### What to work on
Using the listing below, select the lines with the word "secret" and copy them.

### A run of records
---

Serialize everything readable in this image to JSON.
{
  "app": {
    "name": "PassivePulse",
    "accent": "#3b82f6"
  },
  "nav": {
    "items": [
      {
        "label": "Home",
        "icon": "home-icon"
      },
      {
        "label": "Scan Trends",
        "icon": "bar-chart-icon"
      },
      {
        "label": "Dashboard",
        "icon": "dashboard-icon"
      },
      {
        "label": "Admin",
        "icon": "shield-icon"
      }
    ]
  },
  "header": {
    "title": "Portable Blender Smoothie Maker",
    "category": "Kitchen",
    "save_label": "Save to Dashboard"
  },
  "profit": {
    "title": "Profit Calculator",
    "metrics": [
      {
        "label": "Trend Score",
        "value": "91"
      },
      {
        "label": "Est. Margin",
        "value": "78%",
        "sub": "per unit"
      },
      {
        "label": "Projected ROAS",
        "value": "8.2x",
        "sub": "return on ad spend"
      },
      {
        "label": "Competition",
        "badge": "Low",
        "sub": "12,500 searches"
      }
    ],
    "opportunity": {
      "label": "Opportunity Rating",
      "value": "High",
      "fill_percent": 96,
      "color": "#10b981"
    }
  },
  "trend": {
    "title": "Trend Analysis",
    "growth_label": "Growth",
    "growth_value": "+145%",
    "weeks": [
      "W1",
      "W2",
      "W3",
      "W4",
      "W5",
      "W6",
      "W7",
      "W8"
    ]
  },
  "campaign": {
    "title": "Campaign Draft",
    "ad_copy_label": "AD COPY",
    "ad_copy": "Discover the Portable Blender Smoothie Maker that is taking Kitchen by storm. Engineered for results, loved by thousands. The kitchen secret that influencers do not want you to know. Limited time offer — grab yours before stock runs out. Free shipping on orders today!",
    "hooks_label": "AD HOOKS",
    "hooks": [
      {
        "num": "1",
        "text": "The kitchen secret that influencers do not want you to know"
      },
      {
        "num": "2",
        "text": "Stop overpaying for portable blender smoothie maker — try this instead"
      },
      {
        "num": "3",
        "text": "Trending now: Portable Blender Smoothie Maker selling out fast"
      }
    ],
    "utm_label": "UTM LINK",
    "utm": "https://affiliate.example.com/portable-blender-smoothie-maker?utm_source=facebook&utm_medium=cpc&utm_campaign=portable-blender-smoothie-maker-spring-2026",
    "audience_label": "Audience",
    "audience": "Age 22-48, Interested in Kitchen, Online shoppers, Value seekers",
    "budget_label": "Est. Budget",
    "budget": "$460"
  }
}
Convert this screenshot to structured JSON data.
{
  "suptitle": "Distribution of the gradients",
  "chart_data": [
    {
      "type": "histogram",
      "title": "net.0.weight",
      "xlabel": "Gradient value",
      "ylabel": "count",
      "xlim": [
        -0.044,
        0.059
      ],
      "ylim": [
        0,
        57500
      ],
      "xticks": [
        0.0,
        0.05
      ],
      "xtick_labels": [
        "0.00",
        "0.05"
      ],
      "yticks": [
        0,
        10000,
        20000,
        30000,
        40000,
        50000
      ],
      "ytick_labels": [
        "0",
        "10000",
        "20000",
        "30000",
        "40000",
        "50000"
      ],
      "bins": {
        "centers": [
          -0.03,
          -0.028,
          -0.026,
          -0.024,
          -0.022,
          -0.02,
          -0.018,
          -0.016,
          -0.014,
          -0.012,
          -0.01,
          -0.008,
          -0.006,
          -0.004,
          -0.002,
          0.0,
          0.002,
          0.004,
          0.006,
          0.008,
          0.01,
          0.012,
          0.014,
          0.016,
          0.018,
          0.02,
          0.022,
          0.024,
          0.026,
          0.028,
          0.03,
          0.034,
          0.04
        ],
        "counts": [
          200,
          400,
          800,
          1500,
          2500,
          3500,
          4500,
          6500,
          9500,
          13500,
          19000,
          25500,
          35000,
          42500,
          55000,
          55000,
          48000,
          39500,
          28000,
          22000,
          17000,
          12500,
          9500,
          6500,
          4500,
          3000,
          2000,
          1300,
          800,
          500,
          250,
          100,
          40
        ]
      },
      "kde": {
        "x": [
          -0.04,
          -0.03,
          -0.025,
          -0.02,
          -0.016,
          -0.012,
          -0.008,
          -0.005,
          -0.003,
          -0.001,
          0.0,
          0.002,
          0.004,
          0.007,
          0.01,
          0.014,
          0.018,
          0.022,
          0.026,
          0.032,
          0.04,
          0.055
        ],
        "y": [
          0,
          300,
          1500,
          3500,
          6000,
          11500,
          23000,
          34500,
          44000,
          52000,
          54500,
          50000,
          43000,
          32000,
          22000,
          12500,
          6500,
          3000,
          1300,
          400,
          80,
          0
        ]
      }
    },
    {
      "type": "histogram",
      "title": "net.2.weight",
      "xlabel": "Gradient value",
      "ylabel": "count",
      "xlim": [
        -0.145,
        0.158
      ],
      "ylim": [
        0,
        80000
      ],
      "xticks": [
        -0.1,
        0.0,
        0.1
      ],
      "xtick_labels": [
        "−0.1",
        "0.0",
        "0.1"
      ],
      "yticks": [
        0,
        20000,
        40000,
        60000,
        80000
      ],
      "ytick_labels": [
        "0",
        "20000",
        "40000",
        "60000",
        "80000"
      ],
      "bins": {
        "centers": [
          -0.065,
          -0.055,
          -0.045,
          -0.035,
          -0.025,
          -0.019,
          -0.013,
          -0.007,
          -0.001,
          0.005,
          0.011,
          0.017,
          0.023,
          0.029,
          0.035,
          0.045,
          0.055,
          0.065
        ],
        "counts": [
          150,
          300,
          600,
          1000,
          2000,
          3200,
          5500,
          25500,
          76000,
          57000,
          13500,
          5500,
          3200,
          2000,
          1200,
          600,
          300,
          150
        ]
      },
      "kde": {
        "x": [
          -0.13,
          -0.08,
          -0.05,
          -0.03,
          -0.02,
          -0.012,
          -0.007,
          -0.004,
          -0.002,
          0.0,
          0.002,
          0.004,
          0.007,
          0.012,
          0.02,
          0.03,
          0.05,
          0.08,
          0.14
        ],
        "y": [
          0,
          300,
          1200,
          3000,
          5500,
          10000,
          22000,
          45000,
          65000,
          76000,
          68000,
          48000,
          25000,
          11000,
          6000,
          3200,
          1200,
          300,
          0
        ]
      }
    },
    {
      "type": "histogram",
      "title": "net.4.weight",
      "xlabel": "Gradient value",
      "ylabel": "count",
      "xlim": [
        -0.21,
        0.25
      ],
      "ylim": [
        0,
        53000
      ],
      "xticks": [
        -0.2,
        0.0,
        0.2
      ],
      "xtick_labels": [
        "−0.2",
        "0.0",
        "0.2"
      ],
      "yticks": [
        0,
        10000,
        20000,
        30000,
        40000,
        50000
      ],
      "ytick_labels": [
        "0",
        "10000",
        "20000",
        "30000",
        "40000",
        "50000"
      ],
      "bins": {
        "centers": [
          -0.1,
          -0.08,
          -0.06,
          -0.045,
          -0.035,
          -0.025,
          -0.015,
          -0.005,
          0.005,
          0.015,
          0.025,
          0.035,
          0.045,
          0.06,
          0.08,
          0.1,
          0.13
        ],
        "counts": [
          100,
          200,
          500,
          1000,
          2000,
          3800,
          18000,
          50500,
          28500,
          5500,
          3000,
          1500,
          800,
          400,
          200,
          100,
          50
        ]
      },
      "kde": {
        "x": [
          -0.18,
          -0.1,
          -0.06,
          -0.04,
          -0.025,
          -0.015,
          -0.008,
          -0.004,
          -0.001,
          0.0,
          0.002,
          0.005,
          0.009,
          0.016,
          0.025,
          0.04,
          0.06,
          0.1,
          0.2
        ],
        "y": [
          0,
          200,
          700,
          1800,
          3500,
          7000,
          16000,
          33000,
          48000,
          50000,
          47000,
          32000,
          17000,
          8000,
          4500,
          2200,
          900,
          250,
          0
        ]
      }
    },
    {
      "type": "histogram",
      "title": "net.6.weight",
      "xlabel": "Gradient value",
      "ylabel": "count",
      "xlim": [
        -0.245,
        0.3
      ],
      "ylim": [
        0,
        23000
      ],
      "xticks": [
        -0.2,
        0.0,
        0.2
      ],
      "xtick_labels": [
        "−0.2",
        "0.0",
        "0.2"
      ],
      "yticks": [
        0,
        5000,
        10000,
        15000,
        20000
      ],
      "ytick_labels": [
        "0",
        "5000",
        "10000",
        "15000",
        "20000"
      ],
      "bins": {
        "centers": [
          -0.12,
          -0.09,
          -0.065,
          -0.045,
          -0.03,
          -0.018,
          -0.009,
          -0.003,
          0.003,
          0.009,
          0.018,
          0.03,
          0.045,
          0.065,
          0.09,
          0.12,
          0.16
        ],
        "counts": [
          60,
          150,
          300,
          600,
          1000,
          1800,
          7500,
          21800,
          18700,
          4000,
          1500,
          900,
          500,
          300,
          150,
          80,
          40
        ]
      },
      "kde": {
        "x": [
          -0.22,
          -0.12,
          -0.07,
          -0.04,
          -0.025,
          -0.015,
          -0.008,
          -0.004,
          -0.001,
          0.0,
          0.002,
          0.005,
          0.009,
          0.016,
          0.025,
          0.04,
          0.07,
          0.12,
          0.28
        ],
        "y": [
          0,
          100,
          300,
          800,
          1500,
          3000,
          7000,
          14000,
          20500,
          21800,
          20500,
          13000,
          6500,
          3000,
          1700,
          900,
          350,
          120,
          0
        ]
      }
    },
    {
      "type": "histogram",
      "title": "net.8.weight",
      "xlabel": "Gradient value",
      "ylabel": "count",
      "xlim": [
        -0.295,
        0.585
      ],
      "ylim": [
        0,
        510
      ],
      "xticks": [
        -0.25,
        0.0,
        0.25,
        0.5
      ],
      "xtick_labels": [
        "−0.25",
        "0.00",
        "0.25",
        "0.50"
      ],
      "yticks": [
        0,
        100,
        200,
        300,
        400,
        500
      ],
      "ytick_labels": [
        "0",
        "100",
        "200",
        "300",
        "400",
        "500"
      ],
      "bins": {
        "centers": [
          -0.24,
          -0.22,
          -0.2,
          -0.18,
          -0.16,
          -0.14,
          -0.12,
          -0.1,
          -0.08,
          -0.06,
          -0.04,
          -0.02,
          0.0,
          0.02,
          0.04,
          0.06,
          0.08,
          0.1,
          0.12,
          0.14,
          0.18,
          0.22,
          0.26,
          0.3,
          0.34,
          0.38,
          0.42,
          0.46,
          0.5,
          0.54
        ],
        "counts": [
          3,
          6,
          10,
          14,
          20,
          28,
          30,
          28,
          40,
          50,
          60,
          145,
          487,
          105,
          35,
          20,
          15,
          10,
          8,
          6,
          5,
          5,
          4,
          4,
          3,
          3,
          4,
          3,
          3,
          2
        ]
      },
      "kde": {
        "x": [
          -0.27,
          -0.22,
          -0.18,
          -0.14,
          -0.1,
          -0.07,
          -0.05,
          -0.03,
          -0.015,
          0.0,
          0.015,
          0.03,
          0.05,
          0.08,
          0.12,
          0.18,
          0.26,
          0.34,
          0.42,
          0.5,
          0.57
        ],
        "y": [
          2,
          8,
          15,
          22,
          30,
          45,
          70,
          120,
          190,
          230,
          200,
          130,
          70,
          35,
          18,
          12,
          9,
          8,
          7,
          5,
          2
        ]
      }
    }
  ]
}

---

### Exercise result
    "ad_copy": "Discover the Portable Blender Smoothie Maker that is taking Kitchen by storm. Engineered for results, loved by thousands. The kitchen secret that influencers do not want you to know. Limited time offer — grab yours before stock runs out. Free shipping on orders today!",
        "text": "The kitchen secret that influencers do not want you to know"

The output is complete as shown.